Dataset excerpt:
^^^^

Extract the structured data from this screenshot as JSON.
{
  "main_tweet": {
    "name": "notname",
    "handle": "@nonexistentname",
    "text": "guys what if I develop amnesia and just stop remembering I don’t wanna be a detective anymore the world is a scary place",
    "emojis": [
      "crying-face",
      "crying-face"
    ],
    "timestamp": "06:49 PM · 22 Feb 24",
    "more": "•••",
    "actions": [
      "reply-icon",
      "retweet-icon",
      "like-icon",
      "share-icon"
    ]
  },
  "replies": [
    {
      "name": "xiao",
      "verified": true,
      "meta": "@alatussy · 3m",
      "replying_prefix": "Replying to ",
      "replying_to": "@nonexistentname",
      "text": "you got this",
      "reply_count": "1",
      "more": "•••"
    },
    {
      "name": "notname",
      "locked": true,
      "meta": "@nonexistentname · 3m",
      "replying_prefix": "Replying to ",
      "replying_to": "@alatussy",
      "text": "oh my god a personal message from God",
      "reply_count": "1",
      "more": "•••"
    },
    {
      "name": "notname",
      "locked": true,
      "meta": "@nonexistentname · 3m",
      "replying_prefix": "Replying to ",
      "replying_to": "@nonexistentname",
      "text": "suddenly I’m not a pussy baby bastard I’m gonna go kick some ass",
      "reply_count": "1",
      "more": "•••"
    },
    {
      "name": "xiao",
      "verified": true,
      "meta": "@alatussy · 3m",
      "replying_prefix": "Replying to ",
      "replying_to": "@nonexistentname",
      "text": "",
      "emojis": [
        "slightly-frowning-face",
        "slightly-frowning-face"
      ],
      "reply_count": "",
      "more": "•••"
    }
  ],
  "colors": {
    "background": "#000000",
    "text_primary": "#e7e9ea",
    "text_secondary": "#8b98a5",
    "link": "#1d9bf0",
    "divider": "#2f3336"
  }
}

^^^^

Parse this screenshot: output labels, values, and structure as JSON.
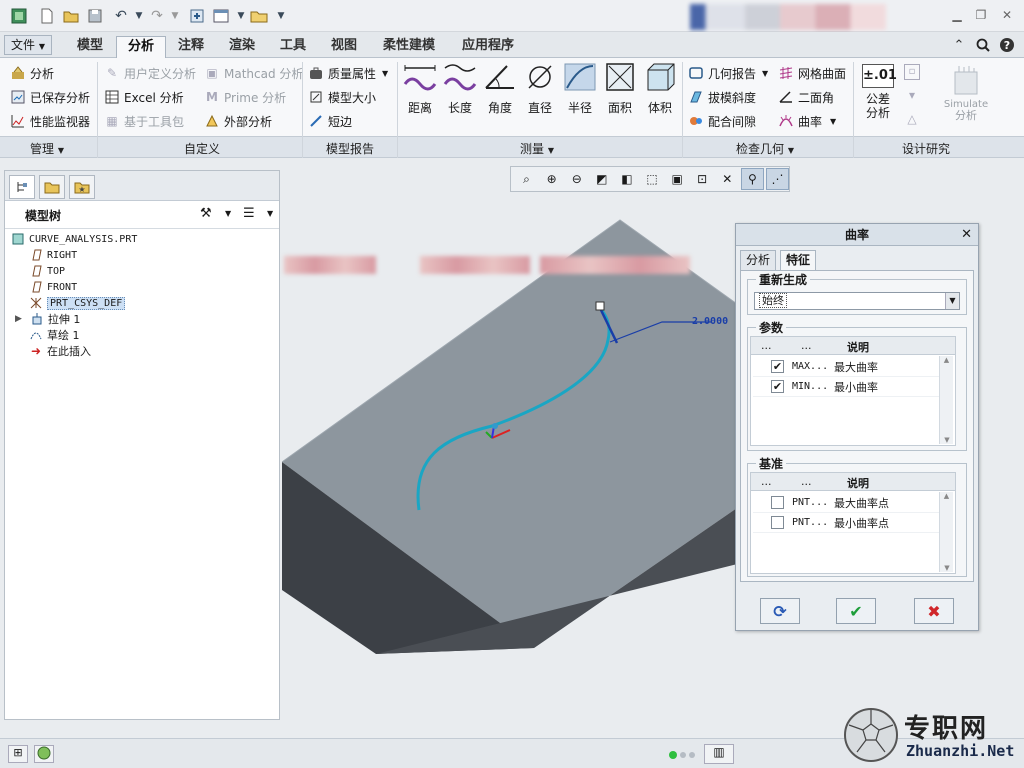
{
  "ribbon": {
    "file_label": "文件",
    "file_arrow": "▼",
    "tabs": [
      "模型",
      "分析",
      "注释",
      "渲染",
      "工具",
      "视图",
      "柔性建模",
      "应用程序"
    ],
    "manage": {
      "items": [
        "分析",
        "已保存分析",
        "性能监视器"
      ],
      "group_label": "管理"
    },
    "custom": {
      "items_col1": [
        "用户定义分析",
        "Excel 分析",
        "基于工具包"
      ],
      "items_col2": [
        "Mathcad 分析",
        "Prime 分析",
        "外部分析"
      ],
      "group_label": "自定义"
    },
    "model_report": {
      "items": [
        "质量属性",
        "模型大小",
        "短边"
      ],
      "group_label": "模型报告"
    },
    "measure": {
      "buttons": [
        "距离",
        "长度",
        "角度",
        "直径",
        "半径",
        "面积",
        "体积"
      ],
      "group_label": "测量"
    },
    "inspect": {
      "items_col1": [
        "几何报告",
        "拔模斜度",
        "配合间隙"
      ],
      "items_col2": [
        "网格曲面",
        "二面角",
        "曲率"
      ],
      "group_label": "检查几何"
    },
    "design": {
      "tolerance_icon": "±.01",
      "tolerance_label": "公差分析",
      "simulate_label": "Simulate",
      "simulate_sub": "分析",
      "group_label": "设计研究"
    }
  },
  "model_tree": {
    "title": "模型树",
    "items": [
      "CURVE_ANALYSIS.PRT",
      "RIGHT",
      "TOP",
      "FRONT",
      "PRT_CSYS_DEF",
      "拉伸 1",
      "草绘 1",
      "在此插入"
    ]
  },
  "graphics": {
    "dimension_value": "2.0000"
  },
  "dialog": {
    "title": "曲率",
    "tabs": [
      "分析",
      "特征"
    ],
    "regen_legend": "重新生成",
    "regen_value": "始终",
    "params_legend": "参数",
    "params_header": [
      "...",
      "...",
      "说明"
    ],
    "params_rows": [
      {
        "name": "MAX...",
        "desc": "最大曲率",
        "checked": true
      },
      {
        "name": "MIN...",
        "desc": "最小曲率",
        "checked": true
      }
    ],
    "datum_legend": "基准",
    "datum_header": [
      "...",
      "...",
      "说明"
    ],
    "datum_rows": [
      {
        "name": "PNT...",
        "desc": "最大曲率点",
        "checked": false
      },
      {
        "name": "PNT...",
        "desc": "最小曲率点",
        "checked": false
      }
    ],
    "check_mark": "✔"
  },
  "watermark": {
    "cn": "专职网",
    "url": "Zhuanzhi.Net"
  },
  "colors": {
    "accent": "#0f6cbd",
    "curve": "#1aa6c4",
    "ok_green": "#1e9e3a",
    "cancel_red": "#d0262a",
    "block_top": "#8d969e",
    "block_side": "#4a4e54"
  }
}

^^^^

- DESCRIPTION OF THE TASK -
Scan the material and collect every line that contains "from".

- TASK RESULT -
Extract the structured data from this screenshot as JSON.
      "text": "oh my god a personal message from God",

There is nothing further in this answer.